Records contained in a dataset
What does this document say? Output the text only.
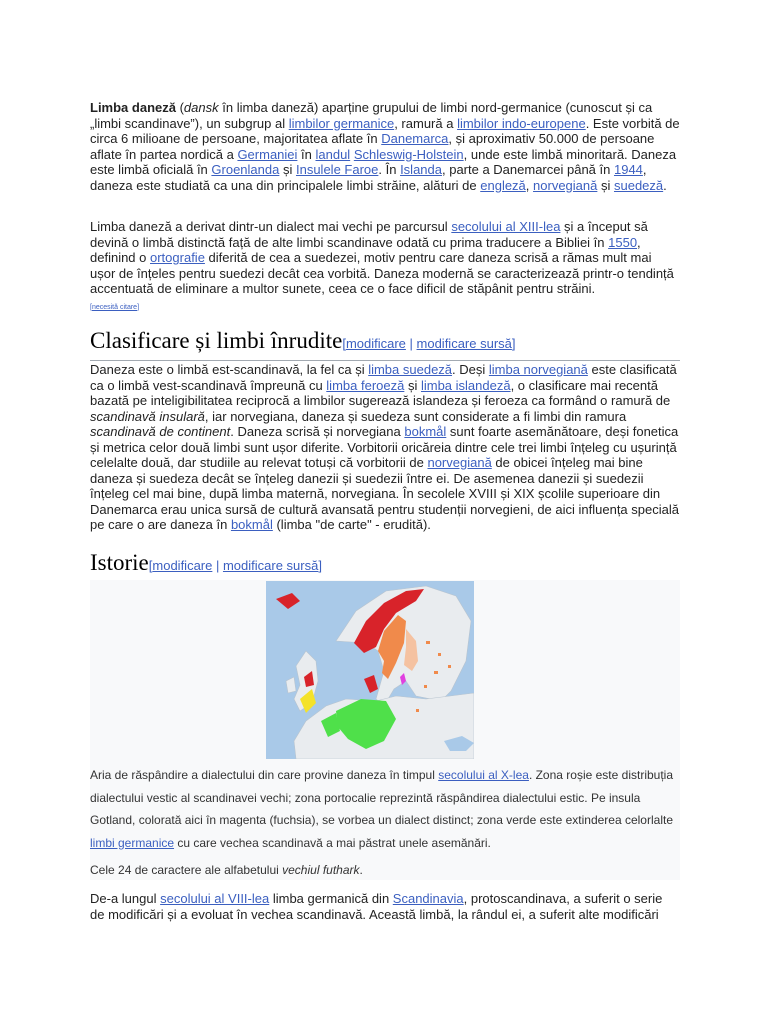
Limba daneză (dansk în limba daneză) aparține grupului de limbi nord-germanice (cunoscut și ca „limbi scandinave”), un subgrup al limbilor germanice, ramură a limbilor indo-europene. Este vorbită de circa 6 milioane de persoane, majoritatea aflate în Danemarca, și aproximativ 50.000 de persoane aflate în partea nordică a Germaniei în landul Schleswig-Holstein, unde este limbă minoritară. Daneza este limbă oficială în Groenlanda și Insulele Faroe. În Islanda, parte a Danemarcei până în 1944, daneza este studiată ca una din principalele limbi străine, alături de engleză, norvegiană și suedeză.

Limba daneză a derivat dintr-un dialect mai vechi pe parcursul secolului al XIII-lea și a început să devină o limbă distinctă față de alte limbi scandinave odată cu prima traducere a Bibliei în 1550, definind o ortografie diferită de cea a suedezei, motiv pentru care daneza scrisă a rămas mult mai ușor de înțeles pentru suedezi decât cea vorbită. Daneza modernă se caracterizează printr-o tendință accentuată de eliminare a multor sunete, ceea ce o face dificil de stăpânit pentru străini.
[necesită citare]

Clasificare și limbi înrudite[modificare | modificare sursă]

Daneza este o limbă est-scandinavă, la fel ca și limba suedeză. Deși limba norvegiană este clasificată ca o limbă vest-scandinavă împreună cu limba feroeză și limba islandeză, o clasificare mai recentă bazată pe inteligibilitatea reciprocă a limbilor sugerează islandeza și feroeza ca formând o ramură de scandinavă insulară, iar norvegiana, daneza și suedeza sunt considerate a fi limbi din ramura scandinavă de continent. Daneza scrisă și norvegiana bokmål sunt foarte asemănătoare, deși fonetica și metrica celor două limbi sunt ușor diferite. Vorbitorii oricăreia dintre cele trei limbi înțeleg cu ușurință celelalte două, dar studiile au relevat totuși că vorbitorii de norvegiană de obicei înțeleg mai bine daneza și suedeza decât se înțeleg danezii și suedezii între ei. De asemenea danezii și suedezii înțeleg cel mai bine, după limba maternă, norvegiana. În secolele XVIII și XIX școlile superioare din Danemarca erau unica sursă de cultură avansată pentru studenții norvegieni, de aici influența specială pe care o are daneza în bokmål (limba "de carte" - erudită).

Istorie[modificare | modificare sursă]

Aria de răspândire a dialectului din care provine daneza în timpul secolului al X-lea. Zona roșie este distribuția dialectului vestic al scandinavei vechi; zona portocalie reprezintă răspândirea dialectului estic. Pe insula Gotland, colorată aici în magenta (fuchsia), se vorbea un dialect distinct; zona verde este extinderea celorlalte limbi germanice cu care vechea scandinavă a mai păstrat unele asemănări.

Cele 24 de caractere ale alfabetului vechiul futhark.

De-a lungul secolului al VIII-lea limba germanică din Scandinavia, protoscandinava, a suferit o serie de modificări și a evoluat în vechea scandinavă. Această limbă, la rândul ei, a suferit alte modificări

### What you need to do
Wherever "modificare" shows up in a line, copy that line.

### Exercise answer
Clasificare și limbi înrudite[modificare | modificare sursă]
Istorie[modificare | modificare sursă]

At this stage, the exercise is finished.